*WHAT TO PRODUCE*.
In the records below, pick out all lines containing the word "Reporter".
----- MATERIAL SHOWN
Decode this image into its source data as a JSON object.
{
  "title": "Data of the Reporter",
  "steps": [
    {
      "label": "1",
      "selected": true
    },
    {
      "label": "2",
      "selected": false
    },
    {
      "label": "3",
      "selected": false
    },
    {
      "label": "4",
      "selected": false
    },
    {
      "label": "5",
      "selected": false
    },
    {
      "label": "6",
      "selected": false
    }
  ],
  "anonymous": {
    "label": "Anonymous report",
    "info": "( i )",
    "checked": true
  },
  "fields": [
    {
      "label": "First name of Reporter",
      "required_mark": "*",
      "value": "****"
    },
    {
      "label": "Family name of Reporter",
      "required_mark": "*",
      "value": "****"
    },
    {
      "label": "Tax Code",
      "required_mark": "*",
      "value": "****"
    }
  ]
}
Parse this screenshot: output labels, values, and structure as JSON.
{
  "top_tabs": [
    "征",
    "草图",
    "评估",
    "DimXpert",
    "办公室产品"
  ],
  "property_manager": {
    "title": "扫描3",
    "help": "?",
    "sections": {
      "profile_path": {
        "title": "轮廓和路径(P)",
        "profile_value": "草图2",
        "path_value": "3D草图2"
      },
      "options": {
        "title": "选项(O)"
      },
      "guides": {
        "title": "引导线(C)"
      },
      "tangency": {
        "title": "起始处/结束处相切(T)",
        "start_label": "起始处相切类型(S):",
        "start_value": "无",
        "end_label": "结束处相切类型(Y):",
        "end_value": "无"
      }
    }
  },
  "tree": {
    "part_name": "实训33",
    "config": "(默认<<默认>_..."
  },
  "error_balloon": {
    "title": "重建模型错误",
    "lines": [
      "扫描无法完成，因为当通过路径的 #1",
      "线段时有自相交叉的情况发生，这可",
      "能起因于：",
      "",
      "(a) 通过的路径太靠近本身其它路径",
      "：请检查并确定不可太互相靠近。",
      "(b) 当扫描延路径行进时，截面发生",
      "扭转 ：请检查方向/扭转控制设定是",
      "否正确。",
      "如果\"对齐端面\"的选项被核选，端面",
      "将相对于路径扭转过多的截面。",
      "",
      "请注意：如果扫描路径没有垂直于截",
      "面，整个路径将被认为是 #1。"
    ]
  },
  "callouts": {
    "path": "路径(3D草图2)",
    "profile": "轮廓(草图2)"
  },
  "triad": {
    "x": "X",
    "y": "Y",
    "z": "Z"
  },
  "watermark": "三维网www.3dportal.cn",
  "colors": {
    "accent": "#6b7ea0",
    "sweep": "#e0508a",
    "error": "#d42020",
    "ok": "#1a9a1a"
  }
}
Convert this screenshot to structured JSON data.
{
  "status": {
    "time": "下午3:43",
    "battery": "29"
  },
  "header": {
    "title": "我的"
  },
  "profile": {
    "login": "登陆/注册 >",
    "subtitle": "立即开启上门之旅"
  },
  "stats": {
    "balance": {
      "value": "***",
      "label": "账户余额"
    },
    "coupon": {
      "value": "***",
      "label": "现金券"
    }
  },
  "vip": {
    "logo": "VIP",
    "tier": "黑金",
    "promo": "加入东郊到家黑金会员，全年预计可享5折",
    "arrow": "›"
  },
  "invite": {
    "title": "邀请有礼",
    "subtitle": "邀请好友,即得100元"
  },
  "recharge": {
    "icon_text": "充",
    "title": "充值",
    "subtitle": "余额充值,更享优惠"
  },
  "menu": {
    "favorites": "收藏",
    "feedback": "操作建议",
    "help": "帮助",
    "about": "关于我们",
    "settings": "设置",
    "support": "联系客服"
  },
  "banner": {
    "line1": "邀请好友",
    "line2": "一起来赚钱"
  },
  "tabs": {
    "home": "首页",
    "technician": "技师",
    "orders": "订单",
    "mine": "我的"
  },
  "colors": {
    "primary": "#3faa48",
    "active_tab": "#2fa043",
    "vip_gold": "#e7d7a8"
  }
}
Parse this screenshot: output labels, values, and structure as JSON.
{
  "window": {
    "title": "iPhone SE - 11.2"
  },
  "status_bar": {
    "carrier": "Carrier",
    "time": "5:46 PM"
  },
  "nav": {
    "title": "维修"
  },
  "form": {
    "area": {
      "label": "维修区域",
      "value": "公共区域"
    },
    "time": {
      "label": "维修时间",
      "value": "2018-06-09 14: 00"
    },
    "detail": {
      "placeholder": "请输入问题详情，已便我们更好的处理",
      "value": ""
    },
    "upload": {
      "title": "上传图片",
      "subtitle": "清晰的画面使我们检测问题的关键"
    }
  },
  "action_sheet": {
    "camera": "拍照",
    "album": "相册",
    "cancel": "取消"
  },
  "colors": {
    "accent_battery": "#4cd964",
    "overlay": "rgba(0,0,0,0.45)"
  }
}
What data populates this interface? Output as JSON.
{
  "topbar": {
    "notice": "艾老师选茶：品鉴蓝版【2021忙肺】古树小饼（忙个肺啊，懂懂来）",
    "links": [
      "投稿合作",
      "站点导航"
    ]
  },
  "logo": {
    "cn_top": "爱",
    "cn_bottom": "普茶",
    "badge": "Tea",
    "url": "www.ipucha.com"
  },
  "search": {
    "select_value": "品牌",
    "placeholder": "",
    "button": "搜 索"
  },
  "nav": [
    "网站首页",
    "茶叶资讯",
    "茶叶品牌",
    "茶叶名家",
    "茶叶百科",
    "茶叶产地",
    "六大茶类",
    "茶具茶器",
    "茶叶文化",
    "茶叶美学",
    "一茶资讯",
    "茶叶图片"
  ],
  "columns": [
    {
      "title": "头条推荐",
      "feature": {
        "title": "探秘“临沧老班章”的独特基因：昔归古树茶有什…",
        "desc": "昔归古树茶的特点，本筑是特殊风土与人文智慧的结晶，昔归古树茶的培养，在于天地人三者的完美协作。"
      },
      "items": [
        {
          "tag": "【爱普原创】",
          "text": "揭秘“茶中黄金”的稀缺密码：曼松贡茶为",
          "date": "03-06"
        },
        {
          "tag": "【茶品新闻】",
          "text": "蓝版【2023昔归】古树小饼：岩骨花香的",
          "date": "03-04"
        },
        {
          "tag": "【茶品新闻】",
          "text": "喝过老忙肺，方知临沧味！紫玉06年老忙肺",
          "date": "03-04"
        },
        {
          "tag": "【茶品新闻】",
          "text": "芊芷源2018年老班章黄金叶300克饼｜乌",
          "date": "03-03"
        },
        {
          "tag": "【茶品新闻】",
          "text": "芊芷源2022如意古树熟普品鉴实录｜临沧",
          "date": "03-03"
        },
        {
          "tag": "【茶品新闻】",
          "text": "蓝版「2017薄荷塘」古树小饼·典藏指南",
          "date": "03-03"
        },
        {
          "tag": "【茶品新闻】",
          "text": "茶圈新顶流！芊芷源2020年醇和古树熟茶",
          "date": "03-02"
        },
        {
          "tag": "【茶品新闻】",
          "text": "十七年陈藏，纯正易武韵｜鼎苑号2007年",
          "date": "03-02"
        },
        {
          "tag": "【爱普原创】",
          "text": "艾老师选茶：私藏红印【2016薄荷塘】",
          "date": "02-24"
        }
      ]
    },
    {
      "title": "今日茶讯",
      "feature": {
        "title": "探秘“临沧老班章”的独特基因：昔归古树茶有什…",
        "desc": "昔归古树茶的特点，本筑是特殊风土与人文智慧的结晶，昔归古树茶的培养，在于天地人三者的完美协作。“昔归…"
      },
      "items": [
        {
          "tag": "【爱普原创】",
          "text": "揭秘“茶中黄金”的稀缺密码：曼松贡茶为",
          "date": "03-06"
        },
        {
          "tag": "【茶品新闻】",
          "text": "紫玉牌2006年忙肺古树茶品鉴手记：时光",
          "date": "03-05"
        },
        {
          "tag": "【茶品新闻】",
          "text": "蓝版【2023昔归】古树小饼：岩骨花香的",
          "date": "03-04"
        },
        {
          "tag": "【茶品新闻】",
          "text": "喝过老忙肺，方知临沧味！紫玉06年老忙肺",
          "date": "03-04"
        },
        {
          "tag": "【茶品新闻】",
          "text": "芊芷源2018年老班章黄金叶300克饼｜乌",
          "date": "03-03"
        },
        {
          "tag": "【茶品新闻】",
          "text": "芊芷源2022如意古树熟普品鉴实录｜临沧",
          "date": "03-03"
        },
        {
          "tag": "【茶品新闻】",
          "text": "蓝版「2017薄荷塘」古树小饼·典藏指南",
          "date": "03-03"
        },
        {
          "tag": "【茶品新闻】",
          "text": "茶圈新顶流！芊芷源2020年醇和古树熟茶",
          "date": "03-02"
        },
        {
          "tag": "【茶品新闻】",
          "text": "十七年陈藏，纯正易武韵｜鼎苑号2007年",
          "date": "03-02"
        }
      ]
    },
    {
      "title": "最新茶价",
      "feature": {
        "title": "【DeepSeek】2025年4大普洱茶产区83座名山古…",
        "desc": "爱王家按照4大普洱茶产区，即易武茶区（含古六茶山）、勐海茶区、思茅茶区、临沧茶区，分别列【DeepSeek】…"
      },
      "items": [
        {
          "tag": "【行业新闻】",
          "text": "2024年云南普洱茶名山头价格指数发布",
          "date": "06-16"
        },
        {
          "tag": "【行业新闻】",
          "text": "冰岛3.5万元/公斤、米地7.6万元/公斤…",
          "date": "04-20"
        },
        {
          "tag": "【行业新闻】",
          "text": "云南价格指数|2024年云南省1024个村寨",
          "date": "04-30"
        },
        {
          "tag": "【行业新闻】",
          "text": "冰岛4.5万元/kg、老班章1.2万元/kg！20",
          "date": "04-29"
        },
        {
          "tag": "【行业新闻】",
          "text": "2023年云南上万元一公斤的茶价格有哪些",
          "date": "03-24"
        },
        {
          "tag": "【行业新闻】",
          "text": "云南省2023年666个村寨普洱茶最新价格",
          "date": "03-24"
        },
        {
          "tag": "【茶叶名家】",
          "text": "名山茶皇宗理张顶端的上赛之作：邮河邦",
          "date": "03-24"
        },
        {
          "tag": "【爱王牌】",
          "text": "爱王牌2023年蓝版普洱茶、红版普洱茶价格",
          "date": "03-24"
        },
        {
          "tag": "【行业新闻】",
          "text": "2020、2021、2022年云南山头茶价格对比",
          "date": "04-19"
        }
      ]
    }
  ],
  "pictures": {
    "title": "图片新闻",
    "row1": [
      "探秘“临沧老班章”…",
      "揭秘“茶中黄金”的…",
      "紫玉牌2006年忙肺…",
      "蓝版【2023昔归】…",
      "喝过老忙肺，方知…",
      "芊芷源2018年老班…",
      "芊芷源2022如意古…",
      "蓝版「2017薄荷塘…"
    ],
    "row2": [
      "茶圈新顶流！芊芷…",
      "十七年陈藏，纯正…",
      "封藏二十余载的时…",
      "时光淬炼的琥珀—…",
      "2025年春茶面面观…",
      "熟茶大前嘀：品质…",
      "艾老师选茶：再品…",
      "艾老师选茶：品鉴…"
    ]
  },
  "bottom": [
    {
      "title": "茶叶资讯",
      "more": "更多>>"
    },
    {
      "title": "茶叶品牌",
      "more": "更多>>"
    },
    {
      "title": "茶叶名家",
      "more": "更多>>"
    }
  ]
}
----------
*RESULT FOR THIS EXERCISE*.
  "title": "Data of the Reporter",
      "label": "First name of Reporter",
      "label": "Family name of Reporter",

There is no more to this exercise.